— Start of THE INPUT —
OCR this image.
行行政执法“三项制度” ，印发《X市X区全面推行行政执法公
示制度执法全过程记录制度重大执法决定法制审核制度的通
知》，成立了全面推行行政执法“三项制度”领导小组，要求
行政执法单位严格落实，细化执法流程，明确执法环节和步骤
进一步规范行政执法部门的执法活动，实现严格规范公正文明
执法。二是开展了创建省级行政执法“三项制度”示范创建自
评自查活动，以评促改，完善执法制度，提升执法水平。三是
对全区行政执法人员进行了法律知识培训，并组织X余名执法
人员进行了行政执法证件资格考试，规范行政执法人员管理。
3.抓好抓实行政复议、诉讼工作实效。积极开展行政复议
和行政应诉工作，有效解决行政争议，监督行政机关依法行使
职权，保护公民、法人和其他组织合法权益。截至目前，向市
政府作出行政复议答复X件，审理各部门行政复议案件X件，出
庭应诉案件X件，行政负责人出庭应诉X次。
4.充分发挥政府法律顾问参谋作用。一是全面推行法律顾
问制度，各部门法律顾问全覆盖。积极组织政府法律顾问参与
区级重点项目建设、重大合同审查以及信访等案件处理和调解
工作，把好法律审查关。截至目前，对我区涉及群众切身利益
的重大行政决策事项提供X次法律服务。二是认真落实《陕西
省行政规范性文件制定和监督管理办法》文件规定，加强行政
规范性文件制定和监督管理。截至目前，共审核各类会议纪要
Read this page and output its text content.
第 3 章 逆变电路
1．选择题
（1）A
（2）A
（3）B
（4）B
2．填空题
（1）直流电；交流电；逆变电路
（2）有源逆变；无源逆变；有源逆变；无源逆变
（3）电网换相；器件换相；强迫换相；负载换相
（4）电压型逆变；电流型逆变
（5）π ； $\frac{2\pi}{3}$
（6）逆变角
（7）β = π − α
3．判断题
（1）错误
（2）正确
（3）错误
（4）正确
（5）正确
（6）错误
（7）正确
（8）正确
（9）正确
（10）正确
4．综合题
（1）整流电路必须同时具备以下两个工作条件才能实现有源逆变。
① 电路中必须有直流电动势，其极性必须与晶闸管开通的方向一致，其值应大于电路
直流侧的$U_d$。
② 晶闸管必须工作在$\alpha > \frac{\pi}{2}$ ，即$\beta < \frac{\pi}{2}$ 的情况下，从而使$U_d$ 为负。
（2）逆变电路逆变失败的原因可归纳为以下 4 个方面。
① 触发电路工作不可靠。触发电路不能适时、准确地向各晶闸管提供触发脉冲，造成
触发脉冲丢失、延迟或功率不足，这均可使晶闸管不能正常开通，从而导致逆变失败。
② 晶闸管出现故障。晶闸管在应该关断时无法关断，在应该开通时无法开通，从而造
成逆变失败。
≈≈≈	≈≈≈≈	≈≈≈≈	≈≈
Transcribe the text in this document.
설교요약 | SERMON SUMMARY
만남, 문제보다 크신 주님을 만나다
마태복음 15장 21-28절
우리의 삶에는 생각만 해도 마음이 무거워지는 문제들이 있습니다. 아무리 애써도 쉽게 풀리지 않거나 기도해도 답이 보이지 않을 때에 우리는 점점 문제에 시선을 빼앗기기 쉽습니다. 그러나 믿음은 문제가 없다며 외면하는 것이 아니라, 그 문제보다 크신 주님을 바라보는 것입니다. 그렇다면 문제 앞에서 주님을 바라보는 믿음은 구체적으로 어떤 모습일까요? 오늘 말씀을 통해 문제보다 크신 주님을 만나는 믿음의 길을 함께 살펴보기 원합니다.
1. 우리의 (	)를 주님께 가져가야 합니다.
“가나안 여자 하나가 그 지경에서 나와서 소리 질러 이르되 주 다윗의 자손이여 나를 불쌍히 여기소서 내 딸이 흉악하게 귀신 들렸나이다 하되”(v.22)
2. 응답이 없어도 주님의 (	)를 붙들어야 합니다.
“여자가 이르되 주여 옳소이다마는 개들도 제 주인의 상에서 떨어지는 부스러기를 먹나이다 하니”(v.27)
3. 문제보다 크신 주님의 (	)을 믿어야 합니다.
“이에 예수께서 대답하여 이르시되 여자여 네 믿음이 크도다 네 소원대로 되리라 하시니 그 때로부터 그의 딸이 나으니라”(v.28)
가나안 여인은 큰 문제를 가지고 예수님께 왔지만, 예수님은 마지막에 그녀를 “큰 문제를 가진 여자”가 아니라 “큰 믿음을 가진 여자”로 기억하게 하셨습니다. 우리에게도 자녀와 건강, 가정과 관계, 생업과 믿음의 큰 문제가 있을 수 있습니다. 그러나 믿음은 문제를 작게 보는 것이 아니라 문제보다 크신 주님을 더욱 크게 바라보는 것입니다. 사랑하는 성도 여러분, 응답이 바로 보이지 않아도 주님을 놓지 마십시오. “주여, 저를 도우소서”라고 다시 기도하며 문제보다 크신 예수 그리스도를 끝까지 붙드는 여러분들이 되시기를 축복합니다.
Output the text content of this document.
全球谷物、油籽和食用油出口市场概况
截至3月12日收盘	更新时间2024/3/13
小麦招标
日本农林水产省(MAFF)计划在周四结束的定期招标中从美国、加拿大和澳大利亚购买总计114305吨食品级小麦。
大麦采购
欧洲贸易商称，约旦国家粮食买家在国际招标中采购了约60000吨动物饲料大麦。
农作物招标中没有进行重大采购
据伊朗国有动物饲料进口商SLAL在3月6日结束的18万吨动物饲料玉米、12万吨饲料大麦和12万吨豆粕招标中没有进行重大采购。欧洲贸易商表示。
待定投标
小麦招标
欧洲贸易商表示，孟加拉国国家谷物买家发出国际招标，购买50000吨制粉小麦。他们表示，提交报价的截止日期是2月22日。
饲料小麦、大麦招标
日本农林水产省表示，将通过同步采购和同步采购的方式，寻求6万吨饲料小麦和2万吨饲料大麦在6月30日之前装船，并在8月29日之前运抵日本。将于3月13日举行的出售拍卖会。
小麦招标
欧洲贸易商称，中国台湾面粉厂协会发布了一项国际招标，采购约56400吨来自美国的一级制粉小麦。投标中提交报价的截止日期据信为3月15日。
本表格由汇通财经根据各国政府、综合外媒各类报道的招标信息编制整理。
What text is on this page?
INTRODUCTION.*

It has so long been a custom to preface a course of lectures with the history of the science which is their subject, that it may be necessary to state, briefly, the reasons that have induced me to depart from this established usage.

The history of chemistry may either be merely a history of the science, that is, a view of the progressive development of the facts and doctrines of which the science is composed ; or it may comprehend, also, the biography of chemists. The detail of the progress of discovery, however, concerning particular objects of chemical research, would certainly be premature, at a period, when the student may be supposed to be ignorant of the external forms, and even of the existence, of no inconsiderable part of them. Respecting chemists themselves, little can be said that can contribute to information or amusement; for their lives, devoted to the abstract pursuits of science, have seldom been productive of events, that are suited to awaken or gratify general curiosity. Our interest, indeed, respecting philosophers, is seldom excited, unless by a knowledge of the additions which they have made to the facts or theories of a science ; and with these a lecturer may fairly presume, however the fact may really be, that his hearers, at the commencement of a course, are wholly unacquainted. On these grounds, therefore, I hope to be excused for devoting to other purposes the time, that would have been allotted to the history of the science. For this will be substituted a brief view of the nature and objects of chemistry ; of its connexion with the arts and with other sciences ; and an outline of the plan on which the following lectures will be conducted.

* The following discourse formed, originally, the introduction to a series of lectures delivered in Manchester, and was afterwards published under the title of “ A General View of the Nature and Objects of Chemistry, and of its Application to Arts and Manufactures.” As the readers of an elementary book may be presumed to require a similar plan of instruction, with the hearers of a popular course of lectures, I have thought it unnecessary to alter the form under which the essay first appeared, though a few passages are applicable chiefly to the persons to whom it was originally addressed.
— End of THE INPUT —
INSTRUCTIONS TO FOLLOW
Go through the listing and copy all of it exactly.

RESULT FOR THIS EXERCISE
OCR this image.
行行政执法“三项制度” ，印发《X市X区全面推行行政执法公
示制度执法全过程记录制度重大执法决定法制审核制度的通
知》，成立了全面推行行政执法“三项制度”领导小组，要求
行政执法单位严格落实，细化执法流程，明确执法环节和步骤
进一步规范行政执法部门的执法活动，实现严格规范公正文明
执法。二是开展了创建省级行政执法“三项制度”示范创建自
评自查活动，以评促改，完善执法制度，提升执法水平。三是
对全区行政执法人员进行了法律知识培训，并组织X余名执法
人员进行了行政执法证件资格考试，规范行政执法人员管理。
3.抓好抓实行政复议、诉讼工作实效。积极开展行政复议
和行政应诉工作，有效解决行政争议，监督行政机关依法行使
职权，保护公民、法人和其他组织合法权益。截至目前，向市
政府作出行政复议答复X件，审理各部门行政复议案件X件，出
庭应诉案件X件，行政负责人出庭应诉X次。
4.充分发挥政府法律顾问参谋作用。一是全面推行法律顾
问制度，各部门法律顾问全覆盖。积极组织政府法律顾问参与
区级重点项目建设、重大合同审查以及信访等案件处理和调解
工作，把好法律审查关。截至目前，对我区涉及群众切身利益
的重大行政决策事项提供X次法律服务。二是认真落实《陕西
省行政规范性文件制定和监督管理办法》文件规定，加强行政
规范性文件制定和监督管理。截至目前，共审核各类会议纪要
Read this page and output its text content.
第 3 章 逆变电路
1．选择题
（1）A
（2）A
（3）B
（4）B
2．填空题
（1）直流电；交流电；逆变电路
（2）有源逆变；无源逆变；有源逆变；无源逆变
（3）电网换相；器件换相；强迫换相；负载换相
（4）电压型逆变；电流型逆变
（5）π ； $\frac{2\pi}{3}$
（6）逆变角
（7）β = π − α
3．判断题
（1）错误
（2）正确
（3）错误
（4）正确
（5）正确
（6）错误
（7）正确
（8）正确
（9）正确
（10）正确
4．综合题
（1）整流电路必须同时具备以下两个工作条件才能实现有源逆变。
① 电路中必须有直流电动势，其极性必须与晶闸管开通的方向一致，其值应大于电路
直流侧的$U_d$。
② 晶闸管必须工作在$\alpha > \frac{\pi}{2}$ ，即$\beta < \frac{\pi}{2}$ 的情况下，从而使$U_d$ 为负。
（2）逆变电路逆变失败的原因可归纳为以下 4 个方面。
① 触发电路工作不可靠。触发电路不能适时、准确地向各晶闸管提供触发脉冲，造成
触发脉冲丢失、延迟或功率不足，这均可使晶闸管不能正常开通，从而导致逆变失败。
② 晶闸管出现故障。晶闸管在应该关断时无法关断，在应该开通时无法开通，从而造
成逆变失败。
≈≈≈	≈≈≈≈	≈≈≈≈	≈≈
Transcribe the text in this document.
설교요약 | SERMON SUMMARY
만남, 문제보다 크신 주님을 만나다
마태복음 15장 21-28절
우리의 삶에는 생각만 해도 마음이 무거워지는 문제들이 있습니다. 아무리 애써도 쉽게 풀리지 않거나 기도해도 답이 보이지 않을 때에 우리는 점점 문제에 시선을 빼앗기기 쉽습니다. 그러나 믿음은 문제가 없다며 외면하는 것이 아니라, 그 문제보다 크신 주님을 바라보는 것입니다. 그렇다면 문제 앞에서 주님을 바라보는 믿음은 구체적으로 어떤 모습일까요? 오늘 말씀을 통해 문제보다 크신 주님을 만나는 믿음의 길을 함께 살펴보기 원합니다.
1. 우리의 (	)를 주님께 가져가야 합니다.
“가나안 여자 하나가 그 지경에서 나와서 소리 질러 이르되 주 다윗의 자손이여 나를 불쌍히 여기소서 내 딸이 흉악하게 귀신 들렸나이다 하되”(v.22)
2. 응답이 없어도 주님의 (	)를 붙들어야 합니다.
“여자가 이르되 주여 옳소이다마는 개들도 제 주인의 상에서 떨어지는 부스러기를 먹나이다 하니”(v.27)
3. 문제보다 크신 주님의 (	)을 믿어야 합니다.
“이에 예수께서 대답하여 이르시되 여자여 네 믿음이 크도다 네 소원대로 되리라 하시니 그 때로부터 그의 딸이 나으니라”(v.28)
가나안 여인은 큰 문제를 가지고 예수님께 왔지만, 예수님은 마지막에 그녀를 “큰 문제를 가진 여자”가 아니라 “큰 믿음을 가진 여자”로 기억하게 하셨습니다. 우리에게도 자녀와 건강, 가정과 관계, 생업과 믿음의 큰 문제가 있을 수 있습니다. 그러나 믿음은 문제를 작게 보는 것이 아니라 문제보다 크신 주님을 더욱 크게 바라보는 것입니다. 사랑하는 성도 여러분, 응답이 바로 보이지 않아도 주님을 놓지 마십시오. “주여, 저를 도우소서”라고 다시 기도하며 문제보다 크신 예수 그리스도를 끝까지 붙드는 여러분들이 되시기를 축복합니다.
Output the text content of this document.
全球谷物、油籽和食用油出口市场概况
截至3月12日收盘	更新时间2024/3/13
小麦招标
日本农林水产省(MAFF)计划在周四结束的定期招标中从美国、加拿大和澳大利亚购买总计114305吨食品级小麦。
大麦采购
欧洲贸易商称，约旦国家粮食买家在国际招标中采购了约60000吨动物饲料大麦。
农作物招标中没有进行重大采购
据伊朗国有动物饲料进口商SLAL在3月6日结束的18万吨动物饲料玉米、12万吨饲料大麦和12万吨豆粕招标中没有进行重大采购。欧洲贸易商表示。
待定投标
小麦招标
欧洲贸易商表示，孟加拉国国家谷物买家发出国际招标，购买50000吨制粉小麦。他们表示，提交报价的截止日期是2月22日。
饲料小麦、大麦招标
日本农林水产省表示，将通过同步采购和同步采购的方式，寻求6万吨饲料小麦和2万吨饲料大麦在6月30日之前装船，并在8月29日之前运抵日本。将于3月13日举行的出售拍卖会。
小麦招标
欧洲贸易商称，中国台湾面粉厂协会发布了一项国际招标，采购约56400吨来自美国的一级制粉小麦。投标中提交报价的截止日期据信为3月15日。
本表格由汇通财经根据各国政府、综合外媒各类报道的招标信息编制整理。
What text is on this page?
INTRODUCTION.*

It has so long been a custom to preface a course of lectures with the history of the science which is their subject, that it may be necessary to state, briefly, the reasons that have induced me to depart from this established usage.

The history of chemistry may either be merely a history of the science, that is, a view of the progressive development of the facts and doctrines of which the science is composed ; or it may comprehend, also, the biography of chemists. The detail of the progress of discovery, however, concerning particular objects of chemical research, would certainly be premature, at a period, when the student may be supposed to be ignorant of the external forms, and even of the existence, of no inconsiderable part of them. Respecting chemists themselves, little can be said that can contribute to information or amusement; for their lives, devoted to the abstract pursuits of science, have seldom been productive of events, that are suited to awaken or gratify general curiosity. Our interest, indeed, respecting philosophers, is seldom excited, unless by a knowledge of the additions which they have made to the facts or theories of a science ; and with these a lecturer may fairly presume, however the fact may really be, that his hearers, at the commencement of a course, are wholly unacquainted. On these grounds, therefore, I hope to be excused for devoting to other purposes the time, that would have been allotted to the history of the science. For this will be substituted a brief view of the nature and objects of chemistry ; of its connexion with the arts and with other sciences ; and an outline of the plan on which the following lectures will be conducted.

* The following discourse formed, originally, the introduction to a series of lectures delivered in Manchester, and was afterwards published under the title of “ A General View of the Nature and Objects of Chemistry, and of its Application to Arts and Manufactures.” As the readers of an elementary book may be presumed to require a similar plan of instruction, with the hearers of a popular course of lectures, I have thought it unnecessary to alter the form under which the essay first appeared, though a few passages are applicable chiefly to the persons to whom it was originally addressed.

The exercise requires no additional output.